** To do **
Keep only the lines of the data below that contain "JSON", and copy them.

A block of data
[start]
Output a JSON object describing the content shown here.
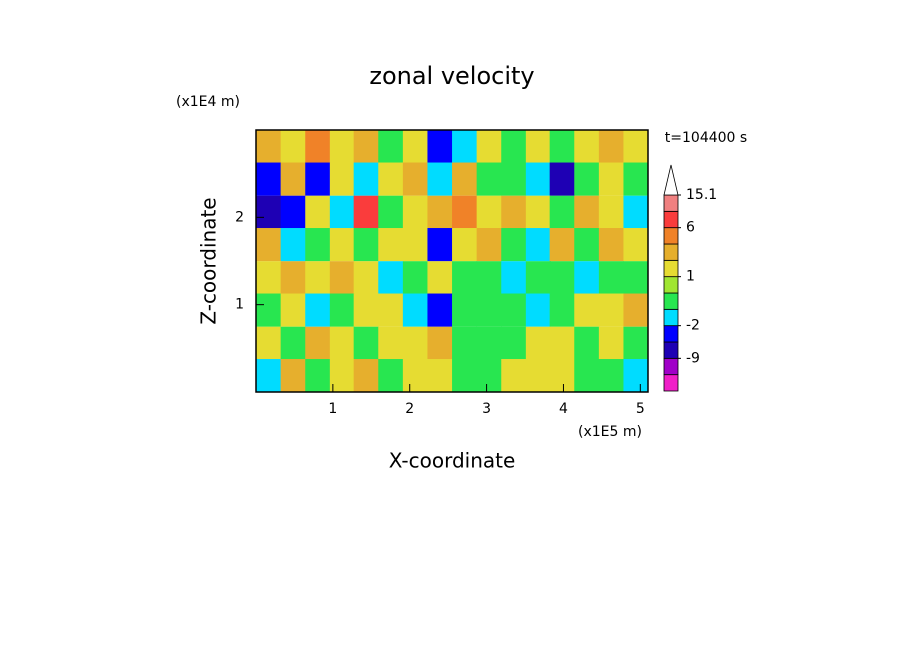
{
  "chart_data": {
    "type": "contour",
    "title": "zonal velocity",
    "x_label": "X-coordinate",
    "y_label": "Z-coordinate",
    "x_unit": "(x1E5 m)",
    "y_unit": "(x1E4 m)",
    "time_label": "t=104400 s",
    "x": [
      0.16,
      0.48,
      0.8,
      1.12,
      1.43,
      1.75,
      2.07,
      2.39,
      2.71,
      3.03,
      3.35,
      3.67,
      3.98,
      4.3,
      4.62,
      4.94
    ],
    "y": [
      2.81,
      2.44,
      2.06,
      1.69,
      1.31,
      0.94,
      0.56,
      0.19
    ],
    "z": [
      [
        3,
        1.5,
        5,
        1.5,
        3,
        -0.5,
        1.5,
        -3,
        -1.5,
        1.5,
        -0.5,
        1.5,
        -0.5,
        1.5,
        3,
        1.5
      ],
      [
        -3,
        3,
        -3,
        1.5,
        -1.5,
        1.5,
        3,
        -1.5,
        3,
        -0.5,
        -0.5,
        -1.5,
        -7,
        -0.5,
        1.5,
        -0.5
      ],
      [
        -7,
        -3,
        1.5,
        -1.5,
        7,
        -0.5,
        1.5,
        3,
        5,
        1.5,
        3,
        1.5,
        -0.5,
        3,
        1.5,
        -1.5
      ],
      [
        3,
        -1.5,
        -0.5,
        1.5,
        -0.5,
        1.5,
        1.5,
        -3,
        1.5,
        3,
        -0.5,
        -1.5,
        3,
        -0.5,
        3,
        1.5
      ],
      [
        1.5,
        3,
        1.5,
        3,
        1.5,
        -1.5,
        -0.5,
        1.5,
        -0.5,
        -0.5,
        -1.5,
        -0.5,
        -0.5,
        -1.5,
        -0.5,
        -0.5
      ],
      [
        -0.5,
        1.5,
        -1.5,
        -0.5,
        1.5,
        1.5,
        -1.5,
        -3,
        -0.5,
        -0.5,
        -0.5,
        -1.5,
        -0.5,
        1.5,
        1.5,
        3
      ],
      [
        1.5,
        -0.5,
        3,
        1.5,
        -0.5,
        1.5,
        1.5,
        3,
        -0.5,
        -0.5,
        -0.5,
        1.5,
        1.5,
        -0.5,
        1.5,
        -0.5
      ],
      [
        -1.5,
        3,
        -0.5,
        1.5,
        3,
        -0.5,
        1.5,
        1.5,
        -0.5,
        -0.5,
        1.5,
        1.5,
        1.5,
        -0.5,
        -0.5,
        -1.5
      ]
    ],
    "xlim": [
      0,
      5.1
    ],
    "ylim": [
      0,
      3.0
    ],
    "xticks": [
      1,
      2,
      3,
      4,
      5
    ],
    "yticks": [
      1,
      2
    ],
    "levels": [
      -12,
      -9,
      -6,
      -2,
      -1,
      0,
      1,
      2,
      4,
      6,
      10,
      15.1
    ],
    "colors": [
      "#f01ec8",
      "#a000c8",
      "#1e00b4",
      "#0000ff",
      "#00dcff",
      "#28e650",
      "#a0e632",
      "#e6dc32",
      "#e6af2d",
      "#f08228",
      "#fa3c3c",
      "#f08080",
      "#ffffff"
    ],
    "colorbar_ticks": [
      15.1,
      6,
      1,
      -2,
      -9
    ]
  }
}
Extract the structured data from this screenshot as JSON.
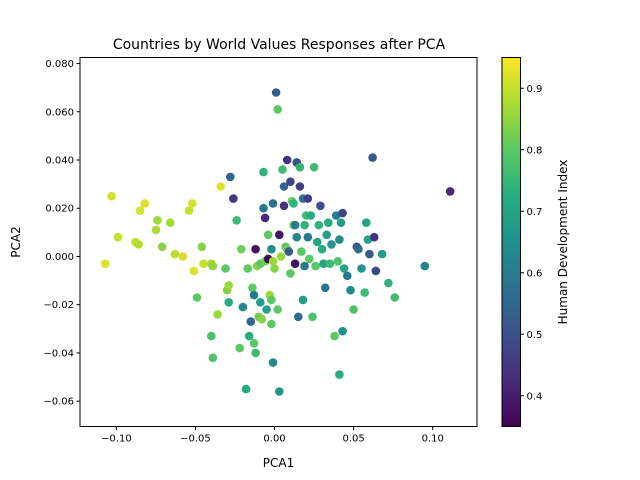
{
  "chart_data": {
    "type": "scatter",
    "title": "Countries by World Values Responses after PCA",
    "xlabel": "PCA1",
    "ylabel": "PCA2",
    "xlim": [
      -0.123,
      0.128
    ],
    "ylim": [
      -0.0705,
      0.0825
    ],
    "xticks": [
      -0.1,
      -0.05,
      0.0,
      0.05,
      0.1
    ],
    "xtick_labels": [
      "−0.10",
      "−0.05",
      "0.00",
      "0.05",
      "0.10"
    ],
    "yticks": [
      -0.06,
      -0.04,
      -0.02,
      0.0,
      0.02,
      0.04,
      0.06,
      0.08
    ],
    "ytick_labels": [
      "−0.06",
      "−0.04",
      "−0.02",
      "0.000",
      "0.020",
      "0.040",
      "0.060",
      "0.080"
    ],
    "grid": false,
    "colorbar": {
      "label": "Human Development Index",
      "colormap": "viridis",
      "range": [
        0.35,
        0.95
      ],
      "ticks": [
        0.4,
        0.5,
        0.6,
        0.7,
        0.8,
        0.9
      ],
      "tick_labels": [
        "0.4",
        "0.5",
        "0.6",
        "0.7",
        "0.8",
        "0.9"
      ]
    },
    "points": [
      {
        "x": -0.107,
        "y": -0.003,
        "hdi": 0.92
      },
      {
        "x": -0.103,
        "y": 0.025,
        "hdi": 0.91
      },
      {
        "x": -0.099,
        "y": 0.008,
        "hdi": 0.9
      },
      {
        "x": -0.088,
        "y": 0.006,
        "hdi": 0.9
      },
      {
        "x": -0.086,
        "y": 0.005,
        "hdi": 0.88
      },
      {
        "x": -0.085,
        "y": 0.019,
        "hdi": 0.91
      },
      {
        "x": -0.082,
        "y": 0.022,
        "hdi": 0.92
      },
      {
        "x": -0.075,
        "y": 0.011,
        "hdi": 0.88
      },
      {
        "x": -0.074,
        "y": 0.015,
        "hdi": 0.86
      },
      {
        "x": -0.071,
        "y": 0.004,
        "hdi": 0.84
      },
      {
        "x": -0.066,
        "y": 0.014,
        "hdi": 0.87
      },
      {
        "x": -0.063,
        "y": 0.001,
        "hdi": 0.89
      },
      {
        "x": -0.058,
        "y": 0.0,
        "hdi": 0.91
      },
      {
        "x": -0.054,
        "y": 0.019,
        "hdi": 0.9
      },
      {
        "x": -0.052,
        "y": 0.022,
        "hdi": 0.91
      },
      {
        "x": -0.051,
        "y": -0.006,
        "hdi": 0.92
      },
      {
        "x": -0.049,
        "y": -0.017,
        "hdi": 0.8
      },
      {
        "x": -0.046,
        "y": 0.004,
        "hdi": 0.84
      },
      {
        "x": -0.045,
        "y": -0.003,
        "hdi": 0.9
      },
      {
        "x": -0.04,
        "y": -0.003,
        "hdi": 0.87
      },
      {
        "x": -0.039,
        "y": -0.004,
        "hdi": 0.85
      },
      {
        "x": -0.04,
        "y": -0.033,
        "hdi": 0.78
      },
      {
        "x": -0.039,
        "y": -0.042,
        "hdi": 0.78
      },
      {
        "x": -0.036,
        "y": -0.024,
        "hdi": 0.86
      },
      {
        "x": -0.034,
        "y": 0.029,
        "hdi": 0.92
      },
      {
        "x": -0.031,
        "y": -0.005,
        "hdi": 0.8
      },
      {
        "x": -0.03,
        "y": -0.014,
        "hdi": 0.84
      },
      {
        "x": -0.029,
        "y": -0.012,
        "hdi": 0.86
      },
      {
        "x": -0.029,
        "y": -0.019,
        "hdi": 0.72
      },
      {
        "x": -0.028,
        "y": 0.033,
        "hdi": 0.55
      },
      {
        "x": -0.026,
        "y": 0.024,
        "hdi": 0.45
      },
      {
        "x": -0.024,
        "y": 0.015,
        "hdi": 0.76
      },
      {
        "x": -0.022,
        "y": -0.038,
        "hdi": 0.8
      },
      {
        "x": -0.021,
        "y": 0.003,
        "hdi": 0.82
      },
      {
        "x": -0.02,
        "y": -0.021,
        "hdi": 0.64
      },
      {
        "x": -0.018,
        "y": -0.055,
        "hdi": 0.72
      },
      {
        "x": -0.017,
        "y": -0.005,
        "hdi": 0.8
      },
      {
        "x": -0.016,
        "y": -0.033,
        "hdi": 0.72
      },
      {
        "x": -0.015,
        "y": -0.027,
        "hdi": 0.55
      },
      {
        "x": -0.014,
        "y": -0.013,
        "hdi": 0.8
      },
      {
        "x": -0.013,
        "y": -0.016,
        "hdi": 0.6
      },
      {
        "x": -0.013,
        "y": -0.036,
        "hdi": 0.8
      },
      {
        "x": -0.012,
        "y": -0.04,
        "hdi": 0.76
      },
      {
        "x": -0.012,
        "y": 0.003,
        "hdi": 0.38
      },
      {
        "x": -0.011,
        "y": -0.004,
        "hdi": 0.84
      },
      {
        "x": -0.01,
        "y": -0.025,
        "hdi": 0.82
      },
      {
        "x": -0.009,
        "y": -0.003,
        "hdi": 0.8
      },
      {
        "x": -0.009,
        "y": -0.019,
        "hdi": 0.68
      },
      {
        "x": -0.008,
        "y": -0.026,
        "hdi": 0.84
      },
      {
        "x": -0.007,
        "y": 0.035,
        "hdi": 0.74
      },
      {
        "x": -0.007,
        "y": 0.02,
        "hdi": 0.6
      },
      {
        "x": -0.006,
        "y": 0.016,
        "hdi": 0.42
      },
      {
        "x": -0.006,
        "y": -0.002,
        "hdi": 0.82
      },
      {
        "x": -0.005,
        "y": -0.022,
        "hdi": 0.7
      },
      {
        "x": -0.004,
        "y": 0.009,
        "hdi": 0.8
      },
      {
        "x": -0.004,
        "y": -0.001,
        "hdi": 0.36
      },
      {
        "x": -0.003,
        "y": -0.016,
        "hdi": 0.86
      },
      {
        "x": -0.002,
        "y": -0.028,
        "hdi": 0.8
      },
      {
        "x": -0.002,
        "y": 0.003,
        "hdi": 0.65
      },
      {
        "x": -0.002,
        "y": -0.018,
        "hdi": 0.8
      },
      {
        "x": -0.001,
        "y": -0.044,
        "hdi": 0.64
      },
      {
        "x": -0.001,
        "y": 0.022,
        "hdi": 0.58
      },
      {
        "x": -0.001,
        "y": -0.002,
        "hdi": 0.86
      },
      {
        "x": 0.0,
        "y": -0.005,
        "hdi": 0.84
      },
      {
        "x": 0.001,
        "y": 0.068,
        "hdi": 0.52
      },
      {
        "x": 0.002,
        "y": -0.022,
        "hdi": 0.8
      },
      {
        "x": 0.002,
        "y": 0.061,
        "hdi": 0.8
      },
      {
        "x": 0.003,
        "y": 0.009,
        "hdi": 0.38
      },
      {
        "x": 0.003,
        "y": -0.056,
        "hdi": 0.66
      },
      {
        "x": 0.004,
        "y": 0.0,
        "hdi": 0.86
      },
      {
        "x": 0.005,
        "y": 0.036,
        "hdi": 0.76
      },
      {
        "x": 0.006,
        "y": 0.029,
        "hdi": 0.54
      },
      {
        "x": 0.006,
        "y": 0.021,
        "hdi": 0.44
      },
      {
        "x": 0.007,
        "y": 0.004,
        "hdi": 0.8
      },
      {
        "x": 0.008,
        "y": 0.003,
        "hdi": 0.82
      },
      {
        "x": 0.008,
        "y": 0.04,
        "hdi": 0.44
      },
      {
        "x": 0.009,
        "y": 0.002,
        "hdi": 0.52
      },
      {
        "x": 0.01,
        "y": -0.007,
        "hdi": 0.8
      },
      {
        "x": 0.01,
        "y": 0.031,
        "hdi": 0.48
      },
      {
        "x": 0.011,
        "y": 0.023,
        "hdi": 0.82
      },
      {
        "x": 0.012,
        "y": 0.013,
        "hdi": 0.84
      },
      {
        "x": 0.012,
        "y": 0.022,
        "hdi": 0.74
      },
      {
        "x": 0.013,
        "y": -0.003,
        "hdi": 0.38
      },
      {
        "x": 0.013,
        "y": 0.013,
        "hdi": 0.6
      },
      {
        "x": 0.014,
        "y": 0.039,
        "hdi": 0.5
      },
      {
        "x": 0.014,
        "y": 0.008,
        "hdi": 0.62
      },
      {
        "x": 0.015,
        "y": -0.025,
        "hdi": 0.56
      },
      {
        "x": 0.016,
        "y": 0.037,
        "hdi": 0.74
      },
      {
        "x": 0.016,
        "y": 0.029,
        "hdi": 0.46
      },
      {
        "x": 0.017,
        "y": 0.002,
        "hdi": 0.8
      },
      {
        "x": 0.018,
        "y": 0.024,
        "hdi": 0.58
      },
      {
        "x": 0.018,
        "y": -0.018,
        "hdi": 0.68
      },
      {
        "x": 0.019,
        "y": -0.004,
        "hdi": 0.6
      },
      {
        "x": 0.019,
        "y": 0.013,
        "hdi": 0.74
      },
      {
        "x": 0.02,
        "y": 0.017,
        "hdi": 0.76
      },
      {
        "x": 0.021,
        "y": 0.024,
        "hdi": 0.46
      },
      {
        "x": 0.021,
        "y": 0.008,
        "hdi": 0.6
      },
      {
        "x": 0.022,
        "y": -0.001,
        "hdi": 0.8
      },
      {
        "x": 0.023,
        "y": 0.017,
        "hdi": 0.72
      },
      {
        "x": 0.024,
        "y": -0.025,
        "hdi": 0.78
      },
      {
        "x": 0.025,
        "y": 0.037,
        "hdi": 0.76
      },
      {
        "x": 0.026,
        "y": -0.004,
        "hdi": 0.8
      },
      {
        "x": 0.027,
        "y": 0.006,
        "hdi": 0.7
      },
      {
        "x": 0.028,
        "y": 0.013,
        "hdi": 0.74
      },
      {
        "x": 0.029,
        "y": 0.021,
        "hdi": 0.5
      },
      {
        "x": 0.03,
        "y": 0.003,
        "hdi": 0.72
      },
      {
        "x": 0.031,
        "y": -0.003,
        "hdi": 0.7
      },
      {
        "x": 0.032,
        "y": -0.013,
        "hdi": 0.58
      },
      {
        "x": 0.033,
        "y": 0.009,
        "hdi": 0.68
      },
      {
        "x": 0.034,
        "y": 0.014,
        "hdi": 0.72
      },
      {
        "x": 0.035,
        "y": -0.003,
        "hdi": 0.76
      },
      {
        "x": 0.036,
        "y": 0.005,
        "hdi": 0.66
      },
      {
        "x": 0.038,
        "y": -0.033,
        "hdi": 0.8
      },
      {
        "x": 0.039,
        "y": 0.017,
        "hdi": 0.6
      },
      {
        "x": 0.04,
        "y": -0.002,
        "hdi": 0.78
      },
      {
        "x": 0.041,
        "y": 0.007,
        "hdi": 0.64
      },
      {
        "x": 0.041,
        "y": -0.049,
        "hdi": 0.72
      },
      {
        "x": 0.042,
        "y": 0.014,
        "hdi": 0.68
      },
      {
        "x": 0.043,
        "y": -0.031,
        "hdi": 0.66
      },
      {
        "x": 0.043,
        "y": 0.018,
        "hdi": 0.48
      },
      {
        "x": 0.044,
        "y": -0.005,
        "hdi": 0.7
      },
      {
        "x": 0.046,
        "y": -0.008,
        "hdi": 0.6
      },
      {
        "x": 0.048,
        "y": -0.014,
        "hdi": 0.64
      },
      {
        "x": 0.05,
        "y": -0.022,
        "hdi": 0.78
      },
      {
        "x": 0.052,
        "y": 0.004,
        "hdi": 0.5
      },
      {
        "x": 0.053,
        "y": 0.003,
        "hdi": 0.56
      },
      {
        "x": 0.055,
        "y": -0.005,
        "hdi": 0.66
      },
      {
        "x": 0.057,
        "y": -0.015,
        "hdi": 0.76
      },
      {
        "x": 0.058,
        "y": 0.014,
        "hdi": 0.7
      },
      {
        "x": 0.059,
        "y": 0.007,
        "hdi": 0.7
      },
      {
        "x": 0.06,
        "y": 0.001,
        "hdi": 0.52
      },
      {
        "x": 0.062,
        "y": 0.041,
        "hdi": 0.52
      },
      {
        "x": 0.063,
        "y": 0.008,
        "hdi": 0.44
      },
      {
        "x": 0.064,
        "y": -0.006,
        "hdi": 0.48
      },
      {
        "x": 0.068,
        "y": 0.001,
        "hdi": 0.68
      },
      {
        "x": 0.072,
        "y": -0.011,
        "hdi": 0.74
      },
      {
        "x": 0.076,
        "y": -0.017,
        "hdi": 0.76
      },
      {
        "x": 0.095,
        "y": -0.004,
        "hdi": 0.62
      },
      {
        "x": 0.111,
        "y": 0.027,
        "hdi": 0.42
      }
    ]
  }
}
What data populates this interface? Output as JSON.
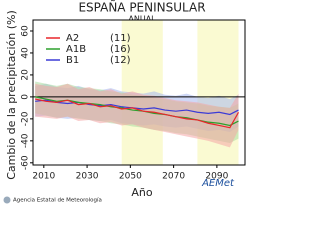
{
  "chart_data": {
    "type": "line",
    "title": "ESPAÑA PENINSULAR",
    "subtitle": "ANUAL",
    "y_label": "Cambio de la precipitación (%)",
    "x_label": "Año",
    "footer": "Agencia Estatal de Meteorología",
    "logo": "AEMet",
    "x": [
      2006,
      2011,
      2016,
      2021,
      2026,
      2031,
      2036,
      2041,
      2046,
      2051,
      2056,
      2061,
      2066,
      2071,
      2076,
      2081,
      2086,
      2091,
      2096,
      2100
    ],
    "xlim": [
      2005,
      2103
    ],
    "xticks": [
      2010,
      2030,
      2050,
      2070,
      2090
    ],
    "ylim": [
      -62,
      70
    ],
    "yticks": [
      -60,
      -40,
      -20,
      0,
      20,
      40,
      60
    ],
    "highlight_ranges": [
      [
        2046,
        2065
      ],
      [
        2081,
        2100
      ]
    ],
    "highlight_color": "#fafad2",
    "series": [
      {
        "name": "A2",
        "count_label": "(11)",
        "color": "#e8262b",
        "band_color": "#f4a6a6",
        "values": [
          -2,
          -4,
          -5,
          -3,
          -7,
          -6,
          -9,
          -8,
          -11,
          -10,
          -13,
          -14,
          -16,
          -18,
          -20,
          -21,
          -24,
          -26,
          -28,
          -14
        ],
        "high": [
          12,
          10,
          9,
          12,
          7,
          9,
          5,
          7,
          3,
          5,
          2,
          1,
          -1,
          -3,
          -4,
          -5,
          -7,
          -9,
          -10,
          3
        ],
        "low": [
          -18,
          -19,
          -20,
          -18,
          -22,
          -21,
          -24,
          -23,
          -26,
          -25,
          -28,
          -30,
          -32,
          -34,
          -36,
          -38,
          -40,
          -43,
          -46,
          -30
        ]
      },
      {
        "name": "A1B",
        "count_label": "(16)",
        "color": "#2ca02c",
        "band_color": "#a9dca0",
        "values": [
          0,
          -2,
          -4,
          -3,
          -5,
          -6,
          -7,
          -9,
          -10,
          -12,
          -13,
          -15,
          -16,
          -18,
          -19,
          -21,
          -23,
          -24,
          -26,
          -22
        ],
        "high": [
          14,
          12,
          10,
          12,
          9,
          8,
          7,
          5,
          4,
          2,
          1,
          -1,
          -2,
          -4,
          -5,
          -6,
          -8,
          -9,
          -10,
          -6
        ],
        "low": [
          -15,
          -17,
          -19,
          -18,
          -20,
          -21,
          -22,
          -24,
          -25,
          -27,
          -28,
          -30,
          -31,
          -33,
          -34,
          -36,
          -38,
          -40,
          -42,
          -38
        ]
      },
      {
        "name": "B1",
        "count_label": "(12)",
        "color": "#3b3bd6",
        "band_color": "#a8b8ee",
        "values": [
          -4,
          -3,
          -5,
          -6,
          -5,
          -7,
          -8,
          -7,
          -9,
          -10,
          -11,
          -10,
          -12,
          -13,
          -12,
          -14,
          -15,
          -14,
          -16,
          -12
        ],
        "high": [
          10,
          12,
          9,
          8,
          10,
          7,
          6,
          8,
          5,
          4,
          3,
          5,
          2,
          1,
          3,
          0,
          -1,
          1,
          -2,
          2
        ],
        "low": [
          -18,
          -17,
          -19,
          -20,
          -19,
          -21,
          -22,
          -21,
          -24,
          -25,
          -26,
          -25,
          -27,
          -28,
          -27,
          -29,
          -31,
          -30,
          -32,
          -27
        ]
      }
    ]
  }
}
[end]
** Exercise answer **
Output a JSON object describing the content shown here.
Extract the structured data from this screenshot as JSON.
What data populates this interface? Output as JSON.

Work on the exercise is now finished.